*Document:*
....

Top 50 Underappreciated Recent Films

50) The Ref

The Oscar is in the locked cabinet. Just don't hurt me, Mr. Carrey. --When you consider how often a volatile stand-up comedian is shoe-horned into a half-baked, poorly-conceived project (I'm looking your way, Chris Rock), those times when everything comes together stand out in greater relief. Of course, surrounding him with outstanding talent and providing a strong screenplay just makes things that much better. Denis Leary, stand-up extraordinaire and star of the dearly-departed sitcom "The Job", serves as the blowtorch dropped into the powder keg of a dysfunctional family headed by Kevin Spacey and Judy Davis. Hiding out from the local cops after a heist gone wrong, Leary ends up spending Christmas Eve in the home of Spacey and Davis, holding them hostage while the remaining threads of their marriage come unraveled. As the family edges closer and closer to losing all restraint, and Leary's rage fans the flames, the ultimate conclusion is much more satisfying than it has any right to be. (David Meek/BOP)

....

*Provided material:*
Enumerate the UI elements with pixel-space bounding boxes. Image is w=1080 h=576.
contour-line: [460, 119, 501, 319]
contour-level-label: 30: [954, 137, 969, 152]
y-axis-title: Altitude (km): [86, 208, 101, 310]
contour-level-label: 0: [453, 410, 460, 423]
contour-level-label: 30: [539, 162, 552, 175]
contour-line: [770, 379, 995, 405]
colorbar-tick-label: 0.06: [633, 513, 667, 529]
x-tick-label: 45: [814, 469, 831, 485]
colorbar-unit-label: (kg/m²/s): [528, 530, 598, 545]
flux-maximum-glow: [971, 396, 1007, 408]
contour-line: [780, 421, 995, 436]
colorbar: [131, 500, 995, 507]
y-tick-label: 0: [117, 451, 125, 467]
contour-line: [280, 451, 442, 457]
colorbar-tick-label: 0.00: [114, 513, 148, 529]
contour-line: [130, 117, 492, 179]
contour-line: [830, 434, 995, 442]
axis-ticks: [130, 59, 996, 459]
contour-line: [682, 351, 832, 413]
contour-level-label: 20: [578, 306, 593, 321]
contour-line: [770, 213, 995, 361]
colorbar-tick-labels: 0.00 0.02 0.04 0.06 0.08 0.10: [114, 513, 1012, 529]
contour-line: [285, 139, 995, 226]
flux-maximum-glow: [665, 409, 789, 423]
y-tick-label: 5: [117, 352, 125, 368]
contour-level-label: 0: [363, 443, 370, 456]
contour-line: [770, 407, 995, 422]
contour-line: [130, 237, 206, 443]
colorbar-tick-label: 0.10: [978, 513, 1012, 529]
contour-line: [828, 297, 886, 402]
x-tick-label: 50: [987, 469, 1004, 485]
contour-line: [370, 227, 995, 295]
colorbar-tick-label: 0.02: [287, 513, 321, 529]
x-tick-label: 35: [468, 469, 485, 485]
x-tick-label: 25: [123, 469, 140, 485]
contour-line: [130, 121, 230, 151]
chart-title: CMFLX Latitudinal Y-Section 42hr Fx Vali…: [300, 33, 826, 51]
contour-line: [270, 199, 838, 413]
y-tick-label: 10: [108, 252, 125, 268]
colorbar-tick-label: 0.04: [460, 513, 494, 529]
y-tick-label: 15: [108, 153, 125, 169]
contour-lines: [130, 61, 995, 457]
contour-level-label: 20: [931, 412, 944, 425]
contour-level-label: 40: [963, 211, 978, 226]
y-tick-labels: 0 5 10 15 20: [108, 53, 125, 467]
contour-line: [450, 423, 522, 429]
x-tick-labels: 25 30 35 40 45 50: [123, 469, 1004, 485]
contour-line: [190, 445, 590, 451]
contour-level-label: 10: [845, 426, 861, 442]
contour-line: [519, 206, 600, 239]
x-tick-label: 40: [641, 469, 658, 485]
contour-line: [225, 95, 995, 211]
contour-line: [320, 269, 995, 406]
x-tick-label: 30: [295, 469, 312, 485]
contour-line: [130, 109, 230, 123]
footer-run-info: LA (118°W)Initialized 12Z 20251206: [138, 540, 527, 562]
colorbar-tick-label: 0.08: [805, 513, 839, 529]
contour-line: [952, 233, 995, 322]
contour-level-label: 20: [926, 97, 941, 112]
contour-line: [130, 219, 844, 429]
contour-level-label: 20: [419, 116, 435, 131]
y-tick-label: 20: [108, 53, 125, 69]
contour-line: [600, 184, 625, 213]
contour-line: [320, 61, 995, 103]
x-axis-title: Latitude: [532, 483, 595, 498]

....

*Task set:*
1 > Shorten the paragraph in the film list that begins "The Oscar is in the locked cabinet," keeping its main facts.
2 > According to the film list, which two actors head the family in The Ref?
3 > Proceed with the film list from where it stops.
You won't need the records for any of this.

*The replies:*
1 > Stand-up comedian Denis Leary, star of the sitcom "The Job," plays a thief who hides from the local cops after a heist goes wrong. He spends Christmas Eve holding a dysfunctional couple, played by Kevin Spacey and Judy Davis, hostage while their marriage comes apart. A strong cast and screenplay make it work, and the ending is far more satisfying than expected.

2 > Kevin Spacey and Judy Davis.

3 >
--Before The Usual Suspects, before Se7en, before American Beauty, Kevin Spacey starred in this comedic gem with Judy Davis, Dennis Leary and one of the best all-around casts put together. Spacey and Davis play a bickering couple who are always at each other's throats and whose well of problems sinks deep into their past. Dennis Leary is a thief on the run who decides to hide out at their house after taking them hostage. Of course, the fit doesn't really hit the shan until the in-laws arrive and Leary has to pose as the couple's psychiatrist, Dr. Wong. The Ref is easily one of the funniest films around. It is well-written, exceptionally well-acted and superbly directed. The only surprising thing about including this movie included is that it means that we now have a Jerry Bruckheimer film on an Underappreciated List. (Walid Habboub/BOP)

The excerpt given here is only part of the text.